* Task prompt
Output each of the entries exactly, skipping every picture they contain.

* Data extracts

------------------------------

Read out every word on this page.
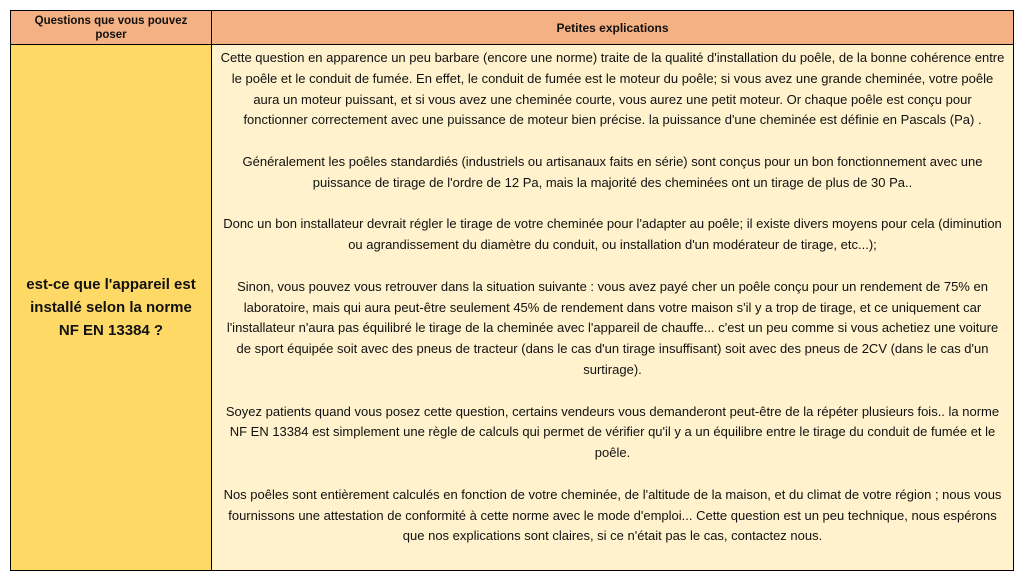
Questions que vous pouvez poser	Petites explications
est-ce que l'appareil est installé selon la norme NF EN 13384 ?

Cette question en apparence un peu barbare (encore une norme) traite de la qualité d'installation du poêle, de la bonne cohérence entre le poêle et le conduit de fumée. En effet, le conduit de fumée est le moteur du poêle; si vous avez une grande cheminée, votre poêle aura un moteur puissant, et si vous avez une cheminée courte, vous aurez une petit moteur. Or chaque poêle est conçu pour fonctionner correctement avec une puissance de moteur bien précise. la puissance d'une cheminée est définie en Pascals (Pa) .

Généralement les poêles standardiés (industriels ou artisanaux faits en série) sont conçus pour un bon fonctionnement avec une puissance de tirage de l'ordre de 12 Pa, mais la majorité des cheminées ont un tirage de plus de 30 Pa..

Donc un bon installateur devrait régler le tirage de votre cheminée pour l'adapter au poêle; il existe divers moyens pour cela (diminution ou agrandissement du diamètre du conduit, ou installation d'un modérateur de tirage, etc...);

Sinon, vous pouvez vous retrouver dans la situation suivante : vous avez payé cher un poêle conçu pour un rendement de 75% en laboratoire, mais qui aura peut-être seulement 45% de rendement dans votre maison s'il y a trop de tirage, et ce uniquement car l'installateur n'aura pas équilibré le tirage de la cheminée avec l'appareil de chauffe... c'est un peu comme si vous achetiez une voiture de sport équipée soit avec des pneus de tracteur (dans le cas d'un tirage insuffisant) soit avec des pneus de 2CV (dans le cas d'un surtirage).

Soyez patients quand vous posez cette question, certains vendeurs vous demanderont peut-être de la répéter plusieurs fois.. la norme NF EN 13384 est simplement une règle de calculs qui permet de vérifier qu'il y a un équilibre entre le tirage du conduit de fumée et le poêle.

Nos poêles sont entièrement calculés en fonction de votre cheminée, de l'altitude de la maison, et du climat de votre région ; nous vous fournissons une attestation de conformité à cette norme avec le mode d'emploi... Cette question est un peu technique, nous espérons que nos explications sont claires, si ce n'était pas le cas, contactez nous.
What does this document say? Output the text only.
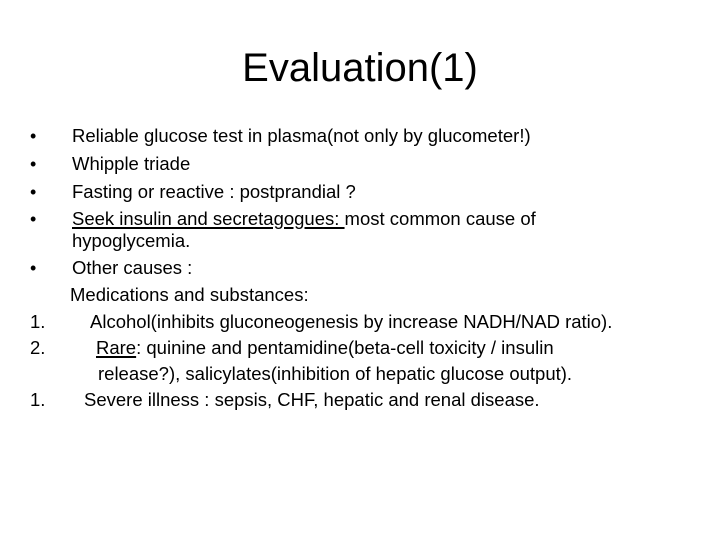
Evaluation(1)
• Reliable glucose test in plasma(not only by glucometer!)
• Whipple triade
• Fasting or reactive : postprandial ?
• Seek insulin and secretagogues: most common cause of
hypoglycemia.
• Other causes :
Medications and substances:
1. Alcohol(inhibits gluconeogenesis by increase NADH/NAD ratio).
2.	Rare: quinine and pentamidine(beta-cell toxicity / insulin
release?), salicylates(inhibition of hepatic glucose output).
1. Severe illness : sepsis, CHF, hepatic and renal disease.
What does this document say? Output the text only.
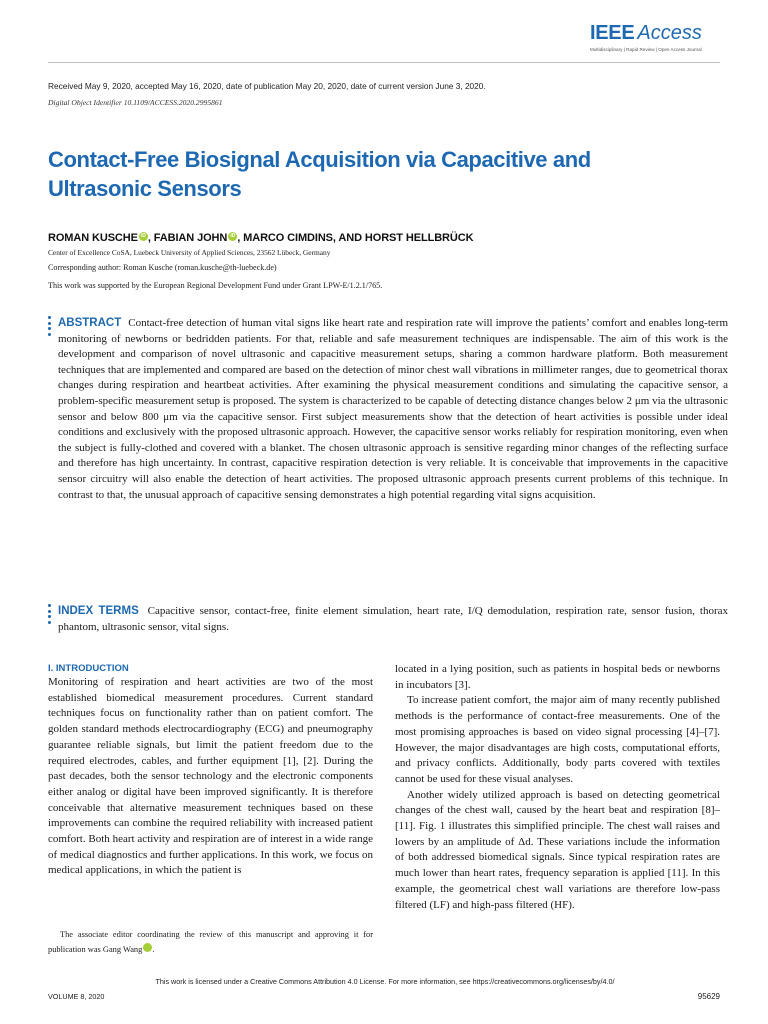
IEEE Access
Multidisciplinary | Rapid Review | Open Access Journal
Received May 9, 2020, accepted May 16, 2020, date of publication May 20, 2020, date of current version June 3, 2020.
Digital Object Identifier 10.1109/ACCESS.2020.2995861
Contact-Free Biosignal Acquisition via Capacitive and Ultrasonic Sensors
ROMAN KUSCHE iD , FABIAN JOHN iD , MARCO CIMDINS, AND HORST HELLBRÜCK
Center of Excellence CoSA, Luebeck University of Applied Sciences, 23562 Lübeck, Germany
Corresponding author: Roman Kusche (roman.kusche@th-luebeck.de)
This work was supported by the European Regional Development Fund under Grant LPW-E/1.2.1/765.
ABSTRACT Contact-free detection of human vital signs like heart rate and respiration rate will improve the patients’ comfort and enables long-term monitoring of newborns or bedridden patients. For that, reliable and safe measurement techniques are indispensable. The aim of this work is the development and comparison of novel ultrasonic and capacitive measurement setups, sharing a common hardware platform. Both measurement techniques that are implemented and compared are based on the detection of minor chest wall vibrations in millimeter ranges, due to geometrical thorax changes during respiration and heartbeat activities. After examining the physical measurement conditions and simulating the capacitive sensor, a problem-specific measurement setup is proposed. The system is characterized to be capable of detecting distance changes below 2 μm via the ultrasonic sensor and below 800 μm via the capacitive sensor. First subject measurements show that the detection of heart activities is possible under ideal conditions and exclusively with the proposed ultrasonic approach. However, the capacitive sensor works reliably for respiration monitoring, even when the subject is fully-clothed and covered with a blanket. The chosen ultrasonic approach is sensitive regarding minor changes of the reflecting surface and therefore has high uncertainty. In contrast, capacitive respiration detection is very reliable. It is conceivable that improvements in the capacitive sensor circuitry will also enable the detection of heart activities. The proposed ultrasonic approach presents current problems of this technique. In contrast to that, the unusual approach of capacitive sensing demonstrates a high potential regarding vital signs acquisition.
INDEX TERMS Capacitive sensor, contact-free, finite element simulation, heart rate, I/Q demodulation, respiration rate, sensor fusion, thorax phantom, ultrasonic sensor, vital signs.
I. INTRODUCTION

Monitoring of respiration and heart activities are two of the most established biomedical measurement procedures. Current standard techniques focus on functionality rather than on patient comfort. The golden standard methods electrocardiography (ECG) and pneumography guarantee reliable signals, but limit the patient freedom due to the required electrodes, cables, and further equipment [1], [2]. During the past decades, both the sensor technology and the electronic components either analog or digital have been improved significantly. It is therefore conceivable that alternative measurement techniques based on these improvements can combine the required reliability with increased patient comfort. Both heart activity and respiration are of interest in a wide range of medical diagnostics and further applications. In this work, we focus on medical applications, in which the patient is

The associate editor coordinating the review of this manuscript and approving it for publication was Gang Wang	iD.

located in a lying position, such as patients in hospital beds or newborns in incubators [3].

To increase patient comfort, the major aim of many recently published methods is the performance of contact-free measurements. One of the most promising approaches is based on video signal processing [4]–[7]. However, the major disadvantages are high costs, computational efforts, and privacy conflicts. Additionally, body parts covered with textiles cannot be used for these visual analyses.

Another widely utilized approach is based on detecting geometrical changes of the chest wall, caused by the heart beat and respiration [8]–[11]. Fig. 1 illustrates this simplified principle. The chest wall raises and lowers by an amplitude of Δd. These variations include the information of both addressed biomedical signals. Since typical respiration rates are much lower than heart rates, frequency separation is applied [11]. In this example, the geometrical chest wall variations are therefore low-pass filtered (LF) and high-pass filtered (HF).

VOLUME 8, 2020
This work is licensed under a Creative Commons Attribution 4.0 License. For more information, see https://creativecommons.org/licenses/by/4.0/
95629
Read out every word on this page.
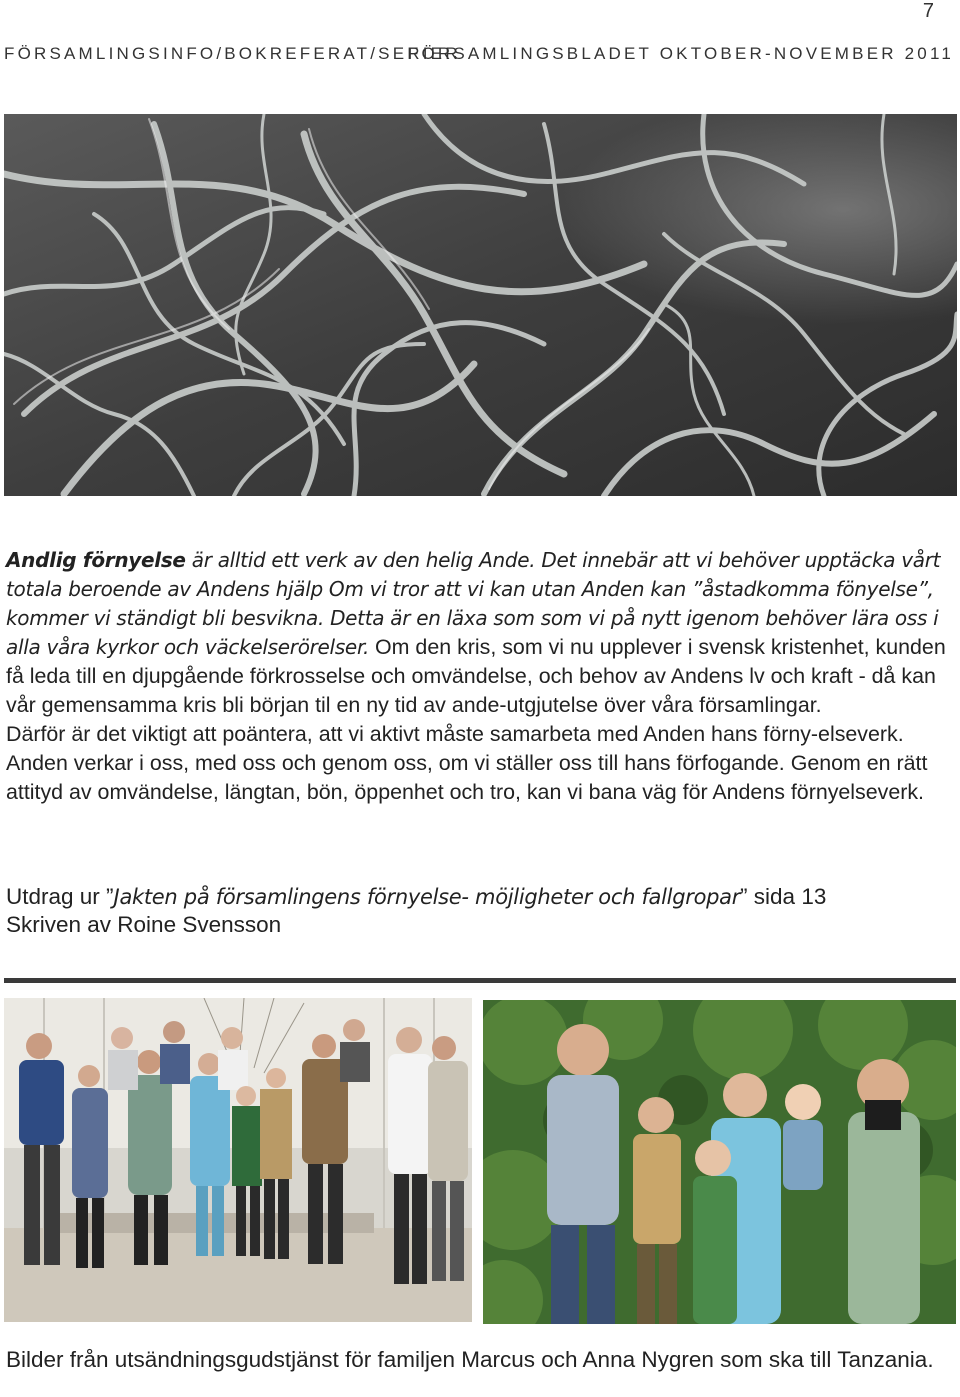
7
FÖRSAMLINGSINFO/BOKREFERAT/SERIER
FÖRSAMLINGSBLADET OKTOBER-NOVEMBER 2011

Andlig förnyelse är alltid ett verk av den helig Ande. Det innebär att vi behöver upptäcka vårt totala beroende av Andens hjälp Om vi tror att vi kan utan Anden kan ”åstadkomma fönyelse”, kommer vi ständigt bli besvikna. Detta är en läxa som som vi på nytt igenom behöver lära oss i alla våra kyrkor och väckelserörelser. Om den kris, som vi nu upplever i svensk kristenhet, kunden få leda till en djupgående förkrosselse och omvändelse, och behov av Andens lv och kraft - då kan vår gemensamma kris bli början til en ny tid av ande-utgjutelse över våra församlingar.

Därför är det viktigt att poäntera, att vi aktivt måste samarbeta med Anden hans förny-elseverk. Anden verkar i oss, med oss och genom oss, om vi ställer oss till hans förfogande. Genom en rätt attityd av omvändelse, längtan, bön, öppenhet och tro, kan vi bana väg för Andens förnyelseverk.

Utdrag ur ”Jakten på församlingens förnyelse- möjligheter och fallgropar” sida 13
Skriven av Roine Svensson
Bilder från utsändningsgudstjänst för familjen Marcus och Anna Nygren som ska till Tanzania.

------------------------------

* Answer to this task
Read out every word on this page.
Questions que vous pouvez poser	Petites explications
est-ce que l'appareil est installé selon la norme NF EN 13384 ?

Cette question en apparence un peu barbare (encore une norme) traite de la qualité d'installation du poêle, de la bonne cohérence entre le poêle et le conduit de fumée. En effet, le conduit de fumée est le moteur du poêle; si vous avez une grande cheminée, votre poêle aura un moteur puissant, et si vous avez une cheminée courte, vous aurez une petit moteur. Or chaque poêle est conçu pour fonctionner correctement avec une puissance de moteur bien précise. la puissance d'une cheminée est définie en Pascals (Pa) .

Généralement les poêles standardiés (industriels ou artisanaux faits en série) sont conçus pour un bon fonctionnement avec une puissance de tirage de l'ordre de 12 Pa, mais la majorité des cheminées ont un tirage de plus de 30 Pa..

Donc un bon installateur devrait régler le tirage de votre cheminée pour l'adapter au poêle; il existe divers moyens pour cela (diminution ou agrandissement du diamètre du conduit, ou installation d'un modérateur de tirage, etc...);

Sinon, vous pouvez vous retrouver dans la situation suivante : vous avez payé cher un poêle conçu pour un rendement de 75% en laboratoire, mais qui aura peut-être seulement 45% de rendement dans votre maison s'il y a trop de tirage, et ce uniquement car l'installateur n'aura pas équilibré le tirage de la cheminée avec l'appareil de chauffe... c'est un peu comme si vous achetiez une voiture de sport équipée soit avec des pneus de tracteur (dans le cas d'un tirage insuffisant) soit avec des pneus de 2CV (dans le cas d'un surtirage).

Soyez patients quand vous posez cette question, certains vendeurs vous demanderont peut-être de la répéter plusieurs fois.. la norme NF EN 13384 est simplement une règle de calculs qui permet de vérifier qu'il y a un équilibre entre le tirage du conduit de fumée et le poêle.

Nos poêles sont entièrement calculés en fonction de votre cheminée, de l'altitude de la maison, et du climat de votre région ; nous vous fournissons une attestation de conformité à cette norme avec le mode d'emploi... Cette question est un peu technique, nous espérons que nos explications sont claires, si ce n'était pas le cas, contactez nous.
What does this document say? Output the text only.
Evaluation(1)
• Reliable glucose test in plasma(not only by glucometer!)
• Whipple triade
• Fasting or reactive : postprandial ?
• Seek insulin and secretagogues: most common cause of
hypoglycemia.
• Other causes :
Medications and substances:
1. Alcohol(inhibits gluconeogenesis by increase NADH/NAD ratio).
2.	Rare: quinine and pentamidine(beta-cell toxicity / insulin
release?), salicylates(inhibition of hepatic glucose output).
1. Severe illness : sepsis, CHF, hepatic and renal disease.
What does this document say? Output the text only.
IEEE Access
Multidisciplinary | Rapid Review | Open Access Journal
Received May 9, 2020, accepted May 16, 2020, date of publication May 20, 2020, date of current version June 3, 2020.
Digital Object Identifier 10.1109/ACCESS.2020.2995861
Contact-Free Biosignal Acquisition via Capacitive and Ultrasonic Sensors
ROMAN KUSCHE iD , FABIAN JOHN iD , MARCO CIMDINS, AND HORST HELLBRÜCK
Center of Excellence CoSA, Luebeck University of Applied Sciences, 23562 Lübeck, Germany
Corresponding author: Roman Kusche (roman.kusche@th-luebeck.de)
This work was supported by the European Regional Development Fund under Grant LPW-E/1.2.1/765.
ABSTRACT Contact-free detection of human vital signs like heart rate and respiration rate will improve the patients’ comfort and enables long-term monitoring of newborns or bedridden patients. For that, reliable and safe measurement techniques are indispensable. The aim of this work is the development and comparison of novel ultrasonic and capacitive measurement setups, sharing a common hardware platform. Both measurement techniques that are implemented and compared are based on the detection of minor chest wall vibrations in millimeter ranges, due to geometrical thorax changes during respiration and heartbeat activities. After examining the physical measurement conditions and simulating the capacitive sensor, a problem-specific measurement setup is proposed. The system is characterized to be capable of detecting distance changes below 2 μm via the ultrasonic sensor and below 800 μm via the capacitive sensor. First subject measurements show that the detection of heart activities is possible under ideal conditions and exclusively with the proposed ultrasonic approach. However, the capacitive sensor works reliably for respiration monitoring, even when the subject is fully-clothed and covered with a blanket. The chosen ultrasonic approach is sensitive regarding minor changes of the reflecting surface and therefore has high uncertainty. In contrast, capacitive respiration detection is very reliable. It is conceivable that improvements in the capacitive sensor circuitry will also enable the detection of heart activities. The proposed ultrasonic approach presents current problems of this technique. In contrast to that, the unusual approach of capacitive sensing demonstrates a high potential regarding vital signs acquisition.
INDEX TERMS Capacitive sensor, contact-free, finite element simulation, heart rate, I/Q demodulation, respiration rate, sensor fusion, thorax phantom, ultrasonic sensor, vital signs.
I. INTRODUCTION

Monitoring of respiration and heart activities are two of the most established biomedical measurement procedures. Current standard techniques focus on functionality rather than on patient comfort. The golden standard methods electrocardiography (ECG) and pneumography guarantee reliable signals, but limit the patient freedom due to the required electrodes, cables, and further equipment [1], [2]. During the past decades, both the sensor technology and the electronic components either analog or digital have been improved significantly. It is therefore conceivable that alternative measurement techniques based on these improvements can combine the required reliability with increased patient comfort. Both heart activity and respiration are of interest in a wide range of medical diagnostics and further applications. In this work, we focus on medical applications, in which the patient is

The associate editor coordinating the review of this manuscript and approving it for publication was Gang Wang	iD.

located in a lying position, such as patients in hospital beds or newborns in incubators [3].

To increase patient comfort, the major aim of many recently published methods is the performance of contact-free measurements. One of the most promising approaches is based on video signal processing [4]–[7]. However, the major disadvantages are high costs, computational efforts, and privacy conflicts. Additionally, body parts covered with textiles cannot be used for these visual analyses.

Another widely utilized approach is based on detecting geometrical changes of the chest wall, caused by the heart beat and respiration [8]–[11]. Fig. 1 illustrates this simplified principle. The chest wall raises and lowers by an amplitude of Δd. These variations include the information of both addressed biomedical signals. Since typical respiration rates are much lower than heart rates, frequency separation is applied [11]. In this example, the geometrical chest wall variations are therefore low-pass filtered (LF) and high-pass filtered (HF).

VOLUME 8, 2020
This work is licensed under a Creative Commons Attribution 4.0 License. For more information, see https://creativecommons.org/licenses/by/4.0/
95629
Read out every word on this page.
7
FÖRSAMLINGSINFO/BOKREFERAT/SERIER
FÖRSAMLINGSBLADET OKTOBER-NOVEMBER 2011

Andlig förnyelse är alltid ett verk av den helig Ande. Det innebär att vi behöver upptäcka vårt totala beroende av Andens hjälp Om vi tror att vi kan utan Anden kan ”åstadkomma fönyelse”, kommer vi ständigt bli besvikna. Detta är en läxa som som vi på nytt igenom behöver lära oss i alla våra kyrkor och väckelserörelser. Om den kris, som vi nu upplever i svensk kristenhet, kunden få leda till en djupgående förkrosselse och omvändelse, och behov av Andens lv och kraft - då kan vår gemensamma kris bli början til en ny tid av ande-utgjutelse över våra församlingar.

Därför är det viktigt att poäntera, att vi aktivt måste samarbeta med Anden hans förny-elseverk. Anden verkar i oss, med oss och genom oss, om vi ställer oss till hans förfogande. Genom en rätt attityd av omvändelse, längtan, bön, öppenhet och tro, kan vi bana väg för Andens förnyelseverk.

Utdrag ur ”Jakten på församlingens förnyelse- möjligheter och fallgropar” sida 13
Skriven av Roine Svensson
Bilder från utsändningsgudstjänst för familjen Marcus och Anna Nygren som ska till Tanzania.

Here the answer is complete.